[start of DATA TO PROCESS]
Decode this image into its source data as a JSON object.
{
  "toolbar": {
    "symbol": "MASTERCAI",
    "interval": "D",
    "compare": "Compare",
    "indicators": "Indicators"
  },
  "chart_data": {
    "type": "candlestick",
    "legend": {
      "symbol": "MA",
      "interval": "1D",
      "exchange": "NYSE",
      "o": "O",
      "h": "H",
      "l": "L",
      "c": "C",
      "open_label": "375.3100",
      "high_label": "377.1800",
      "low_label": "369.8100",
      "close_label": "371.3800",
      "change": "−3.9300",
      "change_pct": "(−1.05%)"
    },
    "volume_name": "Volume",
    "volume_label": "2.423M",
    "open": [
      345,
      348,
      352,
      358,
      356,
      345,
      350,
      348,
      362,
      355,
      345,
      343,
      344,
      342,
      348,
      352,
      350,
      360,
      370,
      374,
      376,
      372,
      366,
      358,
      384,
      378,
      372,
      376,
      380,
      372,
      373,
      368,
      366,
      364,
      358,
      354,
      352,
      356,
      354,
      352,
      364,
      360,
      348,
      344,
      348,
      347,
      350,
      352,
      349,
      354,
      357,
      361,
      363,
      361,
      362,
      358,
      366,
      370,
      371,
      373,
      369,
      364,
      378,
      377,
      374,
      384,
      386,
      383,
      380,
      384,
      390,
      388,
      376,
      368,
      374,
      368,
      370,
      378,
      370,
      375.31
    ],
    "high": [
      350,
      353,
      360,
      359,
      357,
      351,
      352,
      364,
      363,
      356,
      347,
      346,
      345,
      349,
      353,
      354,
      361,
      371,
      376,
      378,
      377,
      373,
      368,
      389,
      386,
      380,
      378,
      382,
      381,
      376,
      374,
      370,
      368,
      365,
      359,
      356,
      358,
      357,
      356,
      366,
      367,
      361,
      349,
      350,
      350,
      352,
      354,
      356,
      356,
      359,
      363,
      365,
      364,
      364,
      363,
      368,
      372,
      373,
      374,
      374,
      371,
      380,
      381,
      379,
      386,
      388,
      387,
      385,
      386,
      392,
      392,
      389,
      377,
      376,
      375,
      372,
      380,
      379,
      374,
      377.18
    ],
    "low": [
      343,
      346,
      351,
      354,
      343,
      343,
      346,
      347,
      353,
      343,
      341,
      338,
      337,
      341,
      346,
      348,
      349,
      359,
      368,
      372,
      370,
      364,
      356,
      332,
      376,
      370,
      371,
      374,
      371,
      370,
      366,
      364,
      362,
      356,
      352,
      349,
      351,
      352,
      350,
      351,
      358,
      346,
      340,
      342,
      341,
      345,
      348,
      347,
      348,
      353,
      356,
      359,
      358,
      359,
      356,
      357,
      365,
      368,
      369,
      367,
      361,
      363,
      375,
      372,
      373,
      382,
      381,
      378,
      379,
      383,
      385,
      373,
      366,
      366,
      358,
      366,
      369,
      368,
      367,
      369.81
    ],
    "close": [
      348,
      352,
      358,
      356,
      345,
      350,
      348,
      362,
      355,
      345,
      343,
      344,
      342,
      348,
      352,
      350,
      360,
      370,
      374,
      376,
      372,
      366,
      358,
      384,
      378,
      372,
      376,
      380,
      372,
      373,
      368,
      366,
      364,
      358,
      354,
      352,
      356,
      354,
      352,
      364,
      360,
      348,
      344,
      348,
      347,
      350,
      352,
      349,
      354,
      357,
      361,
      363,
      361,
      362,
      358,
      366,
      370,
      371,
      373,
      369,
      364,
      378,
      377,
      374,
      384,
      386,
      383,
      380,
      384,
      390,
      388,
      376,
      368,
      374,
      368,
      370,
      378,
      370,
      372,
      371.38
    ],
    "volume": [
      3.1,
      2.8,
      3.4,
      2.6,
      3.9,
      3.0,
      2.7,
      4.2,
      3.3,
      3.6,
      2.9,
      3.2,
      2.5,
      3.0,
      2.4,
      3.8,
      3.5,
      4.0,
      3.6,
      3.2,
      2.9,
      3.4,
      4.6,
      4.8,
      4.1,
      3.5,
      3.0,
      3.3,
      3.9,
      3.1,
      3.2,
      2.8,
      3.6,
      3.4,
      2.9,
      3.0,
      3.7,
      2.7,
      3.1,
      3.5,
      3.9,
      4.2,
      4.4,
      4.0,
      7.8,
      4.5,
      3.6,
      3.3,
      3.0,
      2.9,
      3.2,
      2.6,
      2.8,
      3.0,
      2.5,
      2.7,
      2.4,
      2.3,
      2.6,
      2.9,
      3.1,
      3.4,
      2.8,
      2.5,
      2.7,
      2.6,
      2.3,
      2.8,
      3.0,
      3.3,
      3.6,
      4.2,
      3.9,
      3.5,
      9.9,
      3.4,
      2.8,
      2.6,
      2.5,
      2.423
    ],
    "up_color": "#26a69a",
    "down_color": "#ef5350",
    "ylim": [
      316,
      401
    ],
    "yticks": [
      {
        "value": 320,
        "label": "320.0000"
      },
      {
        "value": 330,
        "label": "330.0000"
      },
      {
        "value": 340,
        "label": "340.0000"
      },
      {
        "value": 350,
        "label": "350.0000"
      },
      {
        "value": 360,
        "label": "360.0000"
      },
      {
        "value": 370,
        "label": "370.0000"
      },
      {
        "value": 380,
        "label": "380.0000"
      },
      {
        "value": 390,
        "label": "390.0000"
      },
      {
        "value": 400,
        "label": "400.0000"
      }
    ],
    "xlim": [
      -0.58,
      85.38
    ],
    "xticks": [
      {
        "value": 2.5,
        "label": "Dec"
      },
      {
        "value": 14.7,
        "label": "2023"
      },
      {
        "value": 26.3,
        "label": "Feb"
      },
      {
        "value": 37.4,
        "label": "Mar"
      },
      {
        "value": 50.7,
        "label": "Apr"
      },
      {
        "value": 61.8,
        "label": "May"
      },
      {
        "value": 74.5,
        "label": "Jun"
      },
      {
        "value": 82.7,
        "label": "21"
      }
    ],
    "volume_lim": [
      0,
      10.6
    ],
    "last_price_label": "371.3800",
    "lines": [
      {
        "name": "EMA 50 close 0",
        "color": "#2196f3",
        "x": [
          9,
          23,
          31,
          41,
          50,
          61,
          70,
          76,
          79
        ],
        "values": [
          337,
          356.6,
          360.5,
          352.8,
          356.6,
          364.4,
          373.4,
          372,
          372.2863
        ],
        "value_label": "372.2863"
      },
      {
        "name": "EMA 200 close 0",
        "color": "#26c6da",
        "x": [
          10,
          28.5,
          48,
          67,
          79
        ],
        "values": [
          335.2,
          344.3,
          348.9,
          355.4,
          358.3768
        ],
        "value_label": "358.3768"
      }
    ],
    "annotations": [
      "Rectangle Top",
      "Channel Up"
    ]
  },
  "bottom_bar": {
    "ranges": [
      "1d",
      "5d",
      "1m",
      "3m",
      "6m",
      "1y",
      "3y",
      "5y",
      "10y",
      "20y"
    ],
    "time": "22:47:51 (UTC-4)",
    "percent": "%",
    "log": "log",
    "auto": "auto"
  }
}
[end of DATA TO PROCESS]
EXERCISE PROMPT –
All of the entries above should be written out again exactly.

ANSWER TO THIS EXERCISE –
Decode this image into its source data as a JSON object.
{
  "toolbar": {
    "symbol": "MASTERCAI",
    "interval": "D",
    "compare": "Compare",
    "indicators": "Indicators"
  },
  "chart_data": {
    "type": "candlestick",
    "legend": {
      "symbol": "MA",
      "interval": "1D",
      "exchange": "NYSE",
      "o": "O",
      "h": "H",
      "l": "L",
      "c": "C",
      "open_label": "375.3100",
      "high_label": "377.1800",
      "low_label": "369.8100",
      "close_label": "371.3800",
      "change": "−3.9300",
      "change_pct": "(−1.05%)"
    },
    "volume_name": "Volume",
    "volume_label": "2.423M",
    "open": [
      345,
      348,
      352,
      358,
      356,
      345,
      350,
      348,
      362,
      355,
      345,
      343,
      344,
      342,
      348,
      352,
      350,
      360,
      370,
      374,
      376,
      372,
      366,
      358,
      384,
      378,
      372,
      376,
      380,
      372,
      373,
      368,
      366,
      364,
      358,
      354,
      352,
      356,
      354,
      352,
      364,
      360,
      348,
      344,
      348,
      347,
      350,
      352,
      349,
      354,
      357,
      361,
      363,
      361,
      362,
      358,
      366,
      370,
      371,
      373,
      369,
      364,
      378,
      377,
      374,
      384,
      386,
      383,
      380,
      384,
      390,
      388,
      376,
      368,
      374,
      368,
      370,
      378,
      370,
      375.31
    ],
    "high": [
      350,
      353,
      360,
      359,
      357,
      351,
      352,
      364,
      363,
      356,
      347,
      346,
      345,
      349,
      353,
      354,
      361,
      371,
      376,
      378,
      377,
      373,
      368,
      389,
      386,
      380,
      378,
      382,
      381,
      376,
      374,
      370,
      368,
      365,
      359,
      356,
      358,
      357,
      356,
      366,
      367,
      361,
      349,
      350,
      350,
      352,
      354,
      356,
      356,
      359,
      363,
      365,
      364,
      364,
      363,
      368,
      372,
      373,
      374,
      374,
      371,
      380,
      381,
      379,
      386,
      388,
      387,
      385,
      386,
      392,
      392,
      389,
      377,
      376,
      375,
      372,
      380,
      379,
      374,
      377.18
    ],
    "low": [
      343,
      346,
      351,
      354,
      343,
      343,
      346,
      347,
      353,
      343,
      341,
      338,
      337,
      341,
      346,
      348,
      349,
      359,
      368,
      372,
      370,
      364,
      356,
      332,
      376,
      370,
      371,
      374,
      371,
      370,
      366,
      364,
      362,
      356,
      352,
      349,
      351,
      352,
      350,
      351,
      358,
      346,
      340,
      342,
      341,
      345,
      348,
      347,
      348,
      353,
      356,
      359,
      358,
      359,
      356,
      357,
      365,
      368,
      369,
      367,
      361,
      363,
      375,
      372,
      373,
      382,
      381,
      378,
      379,
      383,
      385,
      373,
      366,
      366,
      358,
      366,
      369,
      368,
      367,
      369.81
    ],
    "close": [
      348,
      352,
      358,
      356,
      345,
      350,
      348,
      362,
      355,
      345,
      343,
      344,
      342,
      348,
      352,
      350,
      360,
      370,
      374,
      376,
      372,
      366,
      358,
      384,
      378,
      372,
      376,
      380,
      372,
      373,
      368,
      366,
      364,
      358,
      354,
      352,
      356,
      354,
      352,
      364,
      360,
      348,
      344,
      348,
      347,
      350,
      352,
      349,
      354,
      357,
      361,
      363,
      361,
      362,
      358,
      366,
      370,
      371,
      373,
      369,
      364,
      378,
      377,
      374,
      384,
      386,
      383,
      380,
      384,
      390,
      388,
      376,
      368,
      374,
      368,
      370,
      378,
      370,
      372,
      371.38
    ],
    "volume": [
      3.1,
      2.8,
      3.4,
      2.6,
      3.9,
      3.0,
      2.7,
      4.2,
      3.3,
      3.6,
      2.9,
      3.2,
      2.5,
      3.0,
      2.4,
      3.8,
      3.5,
      4.0,
      3.6,
      3.2,
      2.9,
      3.4,
      4.6,
      4.8,
      4.1,
      3.5,
      3.0,
      3.3,
      3.9,
      3.1,
      3.2,
      2.8,
      3.6,
      3.4,
      2.9,
      3.0,
      3.7,
      2.7,
      3.1,
      3.5,
      3.9,
      4.2,
      4.4,
      4.0,
      7.8,
      4.5,
      3.6,
      3.3,
      3.0,
      2.9,
      3.2,
      2.6,
      2.8,
      3.0,
      2.5,
      2.7,
      2.4,
      2.3,
      2.6,
      2.9,
      3.1,
      3.4,
      2.8,
      2.5,
      2.7,
      2.6,
      2.3,
      2.8,
      3.0,
      3.3,
      3.6,
      4.2,
      3.9,
      3.5,
      9.9,
      3.4,
      2.8,
      2.6,
      2.5,
      2.423
    ],
    "up_color": "#26a69a",
    "down_color": "#ef5350",
    "ylim": [
      316,
      401
    ],
    "yticks": [
      {
        "value": 320,
        "label": "320.0000"
      },
      {
        "value": 330,
        "label": "330.0000"
      },
      {
        "value": 340,
        "label": "340.0000"
      },
      {
        "value": 350,
        "label": "350.0000"
      },
      {
        "value": 360,
        "label": "360.0000"
      },
      {
        "value": 370,
        "label": "370.0000"
      },
      {
        "value": 380,
        "label": "380.0000"
      },
      {
        "value": 390,
        "label": "390.0000"
      },
      {
        "value": 400,
        "label": "400.0000"
      }
    ],
    "xlim": [
      -0.58,
      85.38
    ],
    "xticks": [
      {
        "value": 2.5,
        "label": "Dec"
      },
      {
        "value": 14.7,
        "label": "2023"
      },
      {
        "value": 26.3,
        "label": "Feb"
      },
      {
        "value": 37.4,
        "label": "Mar"
      },
      {
        "value": 50.7,
        "label": "Apr"
      },
      {
        "value": 61.8,
        "label": "May"
      },
      {
        "value": 74.5,
        "label": "Jun"
      },
      {
        "value": 82.7,
        "label": "21"
      }
    ],
    "volume_lim": [
      0,
      10.6
    ],
    "last_price_label": "371.3800",
    "lines": [
      {
        "name": "EMA 50 close 0",
        "color": "#2196f3",
        "x": [
          9,
          23,
          31,
          41,
          50,
          61,
          70,
          76,
          79
        ],
        "values": [
          337,
          356.6,
          360.5,
          352.8,
          356.6,
          364.4,
          373.4,
          372,
          372.2863
        ],
        "value_label": "372.2863"
      },
      {
        "name": "EMA 200 close 0",
        "color": "#26c6da",
        "x": [
          10,
          28.5,
          48,
          67,
          79
        ],
        "values": [
          335.2,
          344.3,
          348.9,
          355.4,
          358.3768
        ],
        "value_label": "358.3768"
      }
    ],
    "annotations": [
      "Rectangle Top",
      "Channel Up"
    ]
  },
  "bottom_bar": {
    "ranges": [
      "1d",
      "5d",
      "1m",
      "3m",
      "6m",
      "1y",
      "3y",
      "5y",
      "10y",
      "20y"
    ],
    "time": "22:47:51 (UTC-4)",
    "percent": "%",
    "log": "log",
    "auto": "auto"
  }
}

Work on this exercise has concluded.